**EXERCISE**
Lines containing the string "subtitle" are to be counted; report the total by itself.

**RECORDS FOR PROCESSING**

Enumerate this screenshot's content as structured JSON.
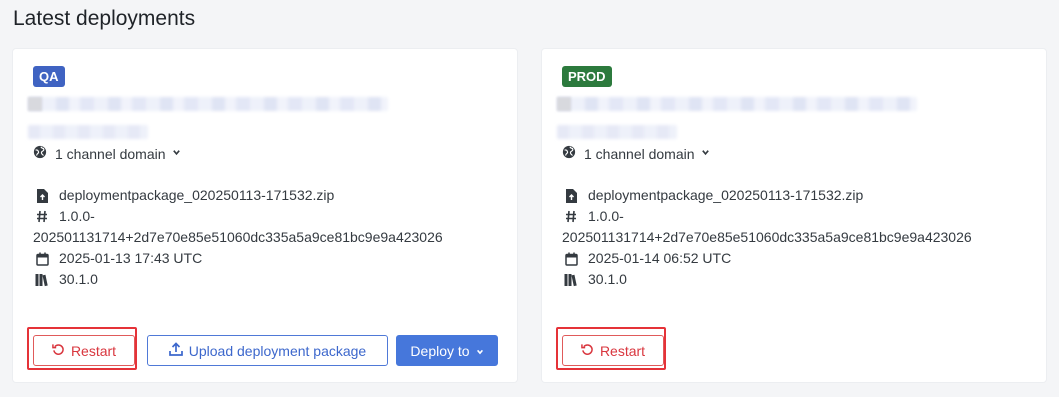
{
  "page": {
    "title": "Latest deployments"
  },
  "colors": {
    "qa_badge": "#3f63c2",
    "prod_badge": "#2c7a3d",
    "restart": "#d9363e",
    "primary": "#4677db",
    "highlight": "#e53238"
  },
  "cards": [
    {
      "env": "QA",
      "domains_label": "1 channel domain",
      "package": "deploymentpackage_020250113-171532.zip",
      "version": "1.0.0-202501131714+2d7e70e85e51060dc335a5a9ce81bc9e9a423026",
      "date": "2025-01-13 17:43 UTC",
      "library": "30.1.0",
      "restart_label": "Restart",
      "upload_label": "Upload deployment package",
      "deploy_label": "Deploy to"
    },
    {
      "env": "PROD",
      "domains_label": "1 channel domain",
      "package": "deploymentpackage_020250113-171532.zip",
      "version": "1.0.0-202501131714+2d7e70e85e51060dc335a5a9ce81bc9e9a423026",
      "date": "2025-01-14 06:52 UTC",
      "library": "30.1.0",
      "restart_label": "Restart"
    }
  ],
  "icons": {
    "globe": "globe-icon",
    "file": "file-upload-icon",
    "hash": "hash-icon",
    "calendar": "calendar-icon",
    "library": "library-icon",
    "restart": "restart-icon",
    "upload": "upload-icon",
    "chevron": "chevron-down-icon"
  }
}
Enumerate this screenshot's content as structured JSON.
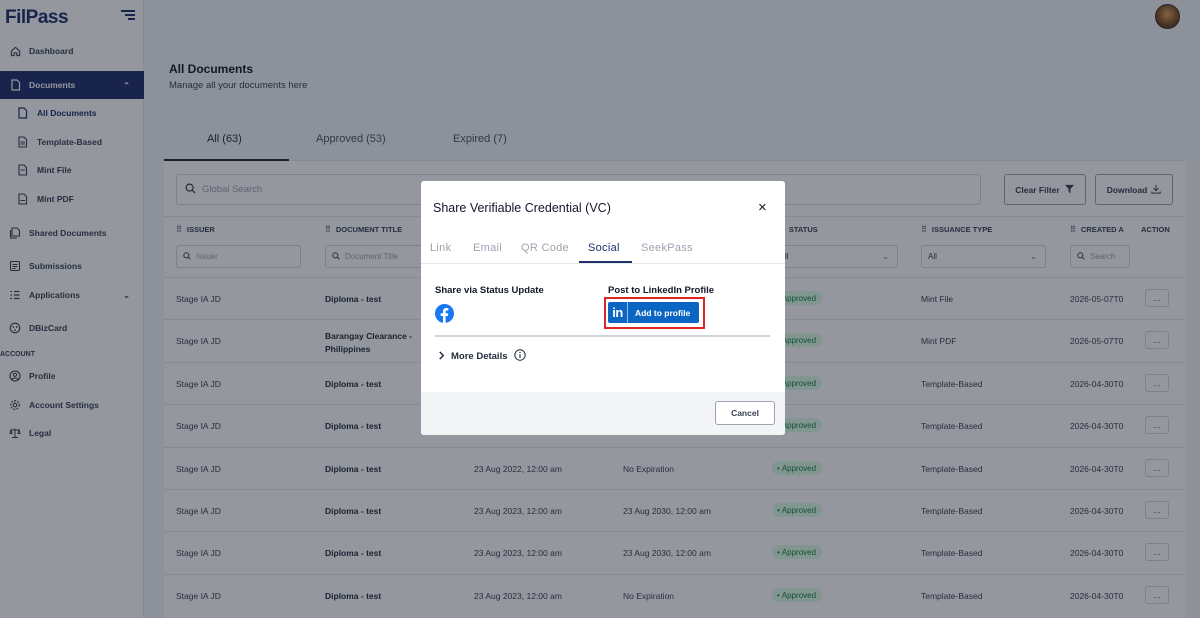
{
  "brand": {
    "logo_text": "FilPass"
  },
  "sidebar": {
    "items": [
      {
        "label": "Dashboard",
        "icon": "home-icon"
      },
      {
        "label": "Documents",
        "icon": "document-icon"
      },
      {
        "label": "All Documents",
        "icon": "document-icon"
      },
      {
        "label": "Template-Based",
        "icon": "template-icon"
      },
      {
        "label": "Mint File",
        "icon": "file-icon"
      },
      {
        "label": "Mint PDF",
        "icon": "pdf-icon"
      },
      {
        "label": "Shared Documents",
        "icon": "shared-icon"
      },
      {
        "label": "Submissions",
        "icon": "submission-icon"
      },
      {
        "label": "Applications",
        "icon": "applications-icon"
      },
      {
        "label": "DBizCard",
        "icon": "card-icon"
      }
    ],
    "account_label": "ACCOUNT",
    "account_items": [
      {
        "label": "Profile",
        "icon": "user-icon"
      },
      {
        "label": "Account Settings",
        "icon": "gear-icon"
      },
      {
        "label": "Legal",
        "icon": "scale-icon"
      }
    ]
  },
  "page": {
    "title": "All Documents",
    "subtitle": "Manage all your documents here",
    "tabs": [
      {
        "label": "All (63)"
      },
      {
        "label": "Approved (53)"
      },
      {
        "label": "Expired (7)"
      }
    ]
  },
  "toolbar": {
    "search_placeholder": "Global Search",
    "clear_filter": "Clear Filter",
    "download": "Download"
  },
  "table": {
    "columns": [
      "ISSUER",
      "DOCUMENT TITLE",
      "STATUS",
      "ISSUANCE TYPE",
      "CREATED A",
      "ACTION"
    ],
    "filters": {
      "issuer": "Issuer",
      "document_title": "Document Title",
      "status": "ll",
      "issuance_type": "All",
      "created": "Search"
    },
    "rows": [
      {
        "issuer": "Stage IA JD",
        "title": "Diploma - test",
        "issued": "",
        "expiry": "",
        "status": "Approved",
        "type": "Mint File",
        "created": "2026-05-07T0"
      },
      {
        "issuer": "Stage IA JD",
        "title": "Barangay Clearance - Philippines",
        "issued": "",
        "expiry": "",
        "status": "Approved",
        "type": "Mint PDF",
        "created": "2026-05-07T0"
      },
      {
        "issuer": "Stage IA JD",
        "title": "Diploma - test",
        "issued": "",
        "expiry": "",
        "status": "Approved",
        "type": "Template-Based",
        "created": "2026-04-30T0"
      },
      {
        "issuer": "Stage IA JD",
        "title": "Diploma - test",
        "issued": "",
        "expiry": "",
        "status": "Approved",
        "type": "Template-Based",
        "created": "2026-04-30T0"
      },
      {
        "issuer": "Stage IA JD",
        "title": "Diploma - test",
        "issued": "23 Aug 2022, 12:00 am",
        "expiry": "No Expiration",
        "status": "Approved",
        "type": "Template-Based",
        "created": "2026-04-30T0"
      },
      {
        "issuer": "Stage IA JD",
        "title": "Diploma - test",
        "issued": "23 Aug 2023, 12:00 am",
        "expiry": "23 Aug 2030, 12:00 am",
        "status": "Approved",
        "type": "Template-Based",
        "created": "2026-04-30T0"
      },
      {
        "issuer": "Stage IA JD",
        "title": "Diploma - test",
        "issued": "23 Aug 2023, 12:00 am",
        "expiry": "23 Aug 2030, 12:00 am",
        "status": "Approved",
        "type": "Template-Based",
        "created": "2026-04-30T0"
      },
      {
        "issuer": "Stage IA JD",
        "title": "Diploma - test",
        "issued": "23 Aug 2023, 12:00 am",
        "expiry": "No Expiration",
        "status": "Approved",
        "type": "Template-Based",
        "created": "2026-04-30T0"
      }
    ],
    "action_label": "..."
  },
  "modal": {
    "title": "Share Verifiable Credential (VC)",
    "close": "×",
    "tabs": [
      "Link",
      "Email",
      "QR Code",
      "Social",
      "SeekPass"
    ],
    "active_tab": "Social",
    "status_update_label": "Share via Status Update",
    "linkedin_label": "Post to LinkedIn Profile",
    "linkedin_button": "Add to profile",
    "linkedin_logo": "in",
    "more_details": "More Details",
    "cancel": "Cancel"
  },
  "colors": {
    "brand": "#1e2f6b",
    "linkedin": "#0a66c2",
    "facebook": "#1877f2",
    "highlight": "#dc2626",
    "badge_bg": "#dcfce7",
    "badge_text": "#15803d"
  }
}
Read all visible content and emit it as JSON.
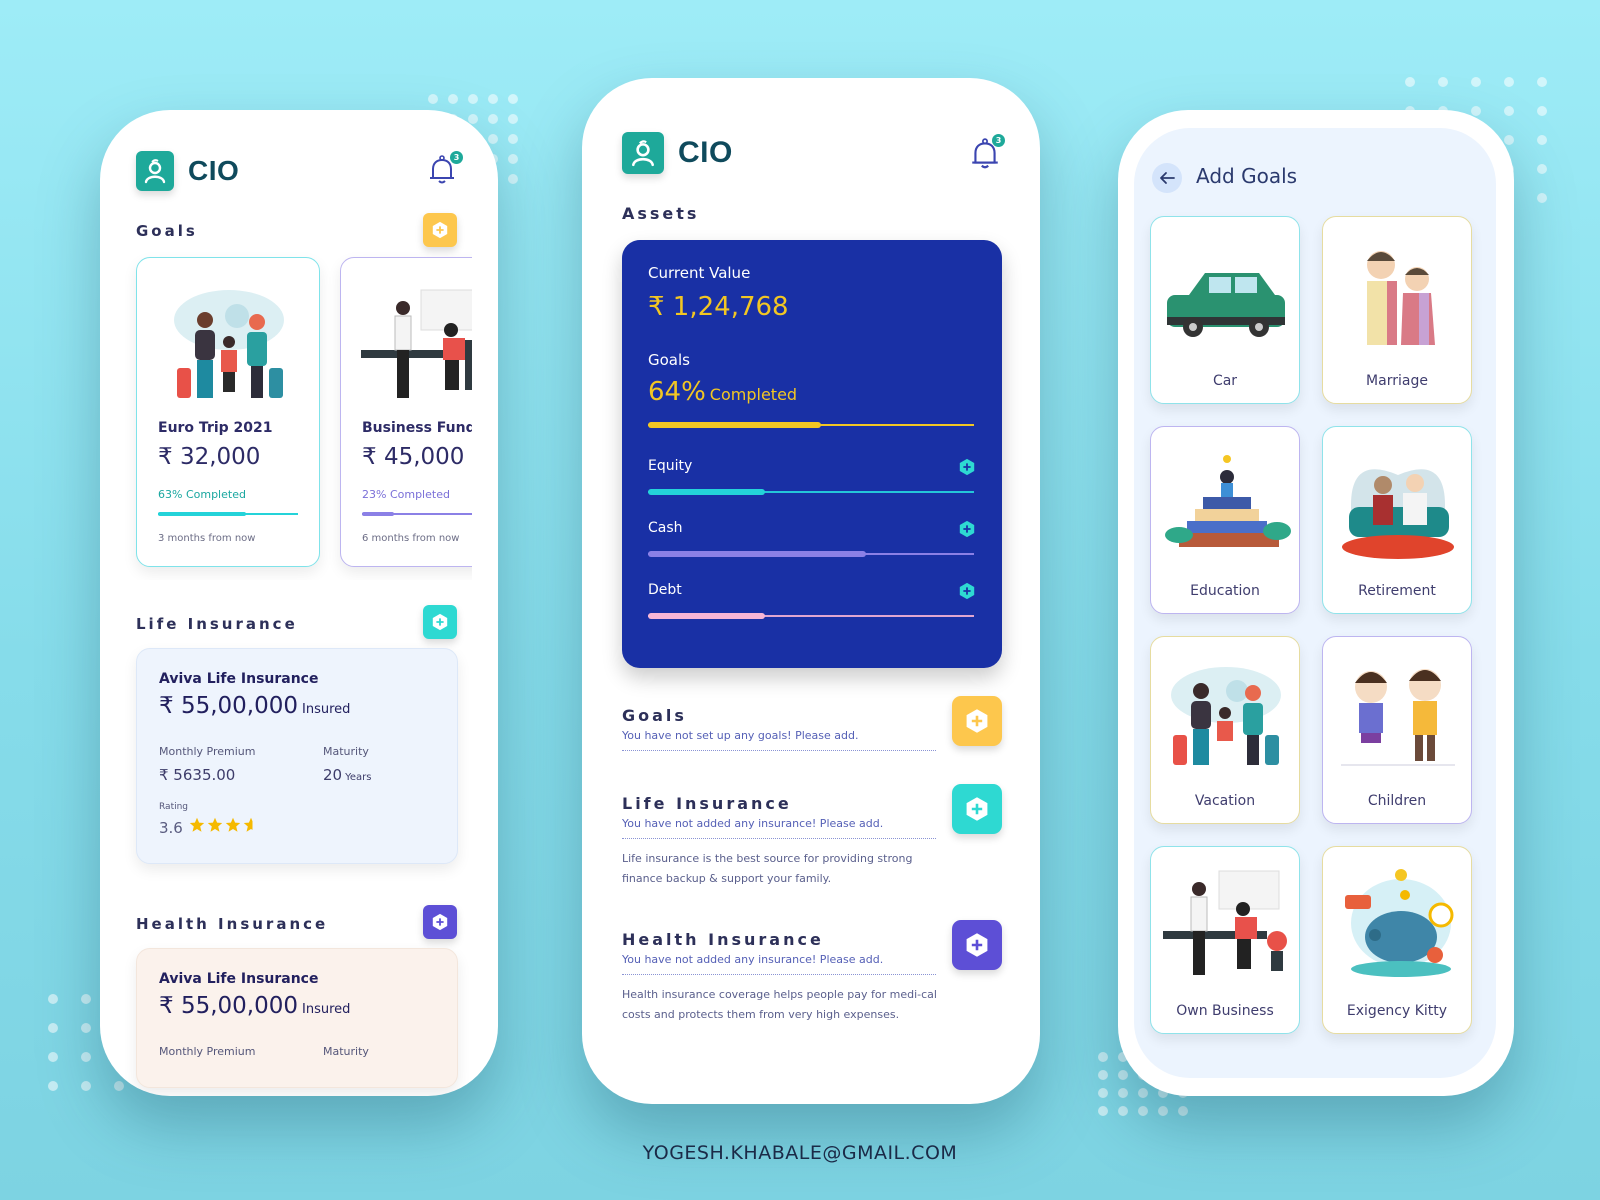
{
  "colors": {
    "teal": "#1ea99a",
    "yellow": "#fdc74d",
    "aqua": "#2ed9d2",
    "purple": "#5d4fd6",
    "navy_card": "#1930a5",
    "gold": "#f2c623"
  },
  "footer": {
    "email": "YOGESH.KHABALE@GMAIL.COM"
  },
  "left_phone": {
    "app_name": "CIO",
    "notification_count": "3",
    "goals_title": "Goals",
    "goals": [
      {
        "name": "Euro Trip 2021",
        "amount": "₹ 32,000",
        "completed_label": "63% Completed",
        "progress": 0.63,
        "time": "3 months from now",
        "color": "#24d3d9",
        "border": "#7fe3ea"
      },
      {
        "name": "Business Funds",
        "amount": "₹ 45,000",
        "completed_label": "23% Completed",
        "progress": 0.23,
        "time": "6 months from now",
        "color": "#8b80e6",
        "border": "#bdb5f0"
      }
    ],
    "life_insurance": {
      "title": "Life Insurance",
      "name": "Aviva Life Insurance",
      "amount": "₹ 55,00,000",
      "amount_suffix": "Insured",
      "premium_label": "Monthly Premium",
      "premium_value": "₹ 5635.00",
      "maturity_label": "Maturity",
      "maturity_value": "20",
      "maturity_unit": "Years",
      "rating_label": "Rating",
      "rating_value": "3.6",
      "rating_stars": 3.6
    },
    "health_insurance": {
      "title": "Health Insurance",
      "name": "Aviva Life Insurance",
      "amount": "₹ 55,00,000",
      "amount_suffix": "Insured",
      "premium_label": "Monthly Premium",
      "maturity_label": "Maturity"
    }
  },
  "mid_phone": {
    "app_name": "CIO",
    "notification_count": "3",
    "assets_title": "Assets",
    "current_value_label": "Current Value",
    "current_value": "₹ 1,24,768",
    "goals_label": "Goals",
    "goals_percent": "64%",
    "goals_completed_word": "Completed",
    "goals_progress": 0.53,
    "asset_rows": [
      {
        "label": "Equity",
        "progress": 0.36,
        "fill": "#24d3d9",
        "track": "#24c6d9"
      },
      {
        "label": "Cash",
        "progress": 0.67,
        "fill": "#8b80e6",
        "track": "#8b80e6"
      },
      {
        "label": "Debt",
        "progress": 0.36,
        "fill": "#f7b6d6",
        "track": "#e0a6d0"
      }
    ],
    "sections": [
      {
        "title": "Goals",
        "subtitle": "You have not set up any goals! Please add.",
        "description": ""
      },
      {
        "title": "Life Insurance",
        "subtitle": "You have not added any insurance! Please add.",
        "description": "Life insurance is the best source for providing strong finance backup & support your family."
      },
      {
        "title": "Health Insurance",
        "subtitle": "You have not added any insurance! Please add.",
        "description": "Health insurance coverage helps people pay for medi-cal costs and protects them from very high expenses."
      }
    ]
  },
  "right_phone": {
    "title": "Add Goals",
    "tiles": [
      {
        "label": "Car",
        "border": "#8fe3ea"
      },
      {
        "label": "Marriage",
        "border": "#e6dca0"
      },
      {
        "label": "Education",
        "border": "#bdb5f0"
      },
      {
        "label": "Retirement",
        "border": "#8fe3ea"
      },
      {
        "label": "Vacation",
        "border": "#e6dca0"
      },
      {
        "label": "Children",
        "border": "#bdb5f0"
      },
      {
        "label": "Own Business",
        "border": "#8fe3ea"
      },
      {
        "label": "Exigency Kitty",
        "border": "#e6dca0"
      }
    ]
  }
}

**RESPONSE FOR THIS EXERCISE**
4